Task directions » Lines before the one containing "Transcribe this chart's" are excluded; retype that line and all remaining lines of the material exactly.

Dataset rows »
______________________________

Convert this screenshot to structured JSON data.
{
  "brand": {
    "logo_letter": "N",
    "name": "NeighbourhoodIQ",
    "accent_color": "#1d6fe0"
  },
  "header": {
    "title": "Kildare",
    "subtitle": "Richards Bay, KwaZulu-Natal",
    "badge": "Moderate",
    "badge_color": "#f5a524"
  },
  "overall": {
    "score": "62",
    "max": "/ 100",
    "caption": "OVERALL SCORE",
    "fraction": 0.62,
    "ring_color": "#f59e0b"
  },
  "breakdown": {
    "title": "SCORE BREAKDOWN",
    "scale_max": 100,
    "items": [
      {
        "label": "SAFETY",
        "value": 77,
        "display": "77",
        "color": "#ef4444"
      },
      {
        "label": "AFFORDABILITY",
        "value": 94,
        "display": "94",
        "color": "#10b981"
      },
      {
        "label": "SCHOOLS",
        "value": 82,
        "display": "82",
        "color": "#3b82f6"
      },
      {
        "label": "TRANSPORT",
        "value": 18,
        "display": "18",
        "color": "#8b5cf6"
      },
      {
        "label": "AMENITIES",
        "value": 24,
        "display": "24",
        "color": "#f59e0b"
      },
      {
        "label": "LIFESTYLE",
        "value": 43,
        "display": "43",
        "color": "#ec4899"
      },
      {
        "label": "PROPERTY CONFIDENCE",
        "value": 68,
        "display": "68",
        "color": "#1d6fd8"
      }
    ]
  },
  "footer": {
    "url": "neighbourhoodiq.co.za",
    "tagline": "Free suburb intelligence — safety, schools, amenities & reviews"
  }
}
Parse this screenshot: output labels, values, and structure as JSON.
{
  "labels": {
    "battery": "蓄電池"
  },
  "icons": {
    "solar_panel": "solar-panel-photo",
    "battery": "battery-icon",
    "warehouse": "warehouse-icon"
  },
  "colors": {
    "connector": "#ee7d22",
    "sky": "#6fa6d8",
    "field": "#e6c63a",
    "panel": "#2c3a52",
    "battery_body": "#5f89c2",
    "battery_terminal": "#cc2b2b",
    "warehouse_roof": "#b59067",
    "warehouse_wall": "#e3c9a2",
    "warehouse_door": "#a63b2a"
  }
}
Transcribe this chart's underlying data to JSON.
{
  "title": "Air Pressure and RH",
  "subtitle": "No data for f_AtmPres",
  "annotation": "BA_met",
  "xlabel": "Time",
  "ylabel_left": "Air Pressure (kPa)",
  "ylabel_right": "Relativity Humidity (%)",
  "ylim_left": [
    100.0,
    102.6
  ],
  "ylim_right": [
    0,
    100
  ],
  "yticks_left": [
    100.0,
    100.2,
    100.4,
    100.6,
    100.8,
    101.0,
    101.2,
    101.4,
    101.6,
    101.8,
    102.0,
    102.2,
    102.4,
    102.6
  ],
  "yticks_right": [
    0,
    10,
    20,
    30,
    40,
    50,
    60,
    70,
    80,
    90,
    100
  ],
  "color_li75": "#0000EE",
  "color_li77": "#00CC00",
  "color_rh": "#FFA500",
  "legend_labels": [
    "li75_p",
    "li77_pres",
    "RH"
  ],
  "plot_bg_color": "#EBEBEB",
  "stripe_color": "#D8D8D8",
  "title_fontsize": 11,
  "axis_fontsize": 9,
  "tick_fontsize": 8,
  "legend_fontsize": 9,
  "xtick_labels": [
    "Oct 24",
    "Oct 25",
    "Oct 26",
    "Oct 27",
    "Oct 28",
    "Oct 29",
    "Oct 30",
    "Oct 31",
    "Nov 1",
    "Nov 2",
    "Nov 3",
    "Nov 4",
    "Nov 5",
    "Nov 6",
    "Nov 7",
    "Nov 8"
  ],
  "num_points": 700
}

______________________________

Solution »
Transcribe this chart's underlying data to JSON.
{
  "title": "Air Pressure and RH",
  "subtitle": "No data for f_AtmPres",
  "annotation": "BA_met",
  "xlabel": "Time",
  "ylabel_left": "Air Pressure (kPa)",
  "ylabel_right": "Relativity Humidity (%)",
  "ylim_left": [
    100.0,
    102.6
  ],
  "ylim_right": [
    0,
    100
  ],
  "yticks_left": [
    100.0,
    100.2,
    100.4,
    100.6,
    100.8,
    101.0,
    101.2,
    101.4,
    101.6,
    101.8,
    102.0,
    102.2,
    102.4,
    102.6
  ],
  "yticks_right": [
    0,
    10,
    20,
    30,
    40,
    50,
    60,
    70,
    80,
    90,
    100
  ],
  "color_li75": "#0000EE",
  "color_li77": "#00CC00",
  "color_rh": "#FFA500",
  "legend_labels": [
    "li75_p",
    "li77_pres",
    "RH"
  ],
  "plot_bg_color": "#EBEBEB",
  "stripe_color": "#D8D8D8",
  "title_fontsize": 11,
  "axis_fontsize": 9,
  "tick_fontsize": 8,
  "legend_fontsize": 9,
  "xtick_labels": [
    "Oct 24",
    "Oct 25",
    "Oct 26",
    "Oct 27",
    "Oct 28",
    "Oct 29",
    "Oct 30",
    "Oct 31",
    "Nov 1",
    "Nov 2",
    "Nov 3",
    "Nov 4",
    "Nov 5",
    "Nov 6",
    "Nov 7",
    "Nov 8"
  ],
  "num_points": 700
}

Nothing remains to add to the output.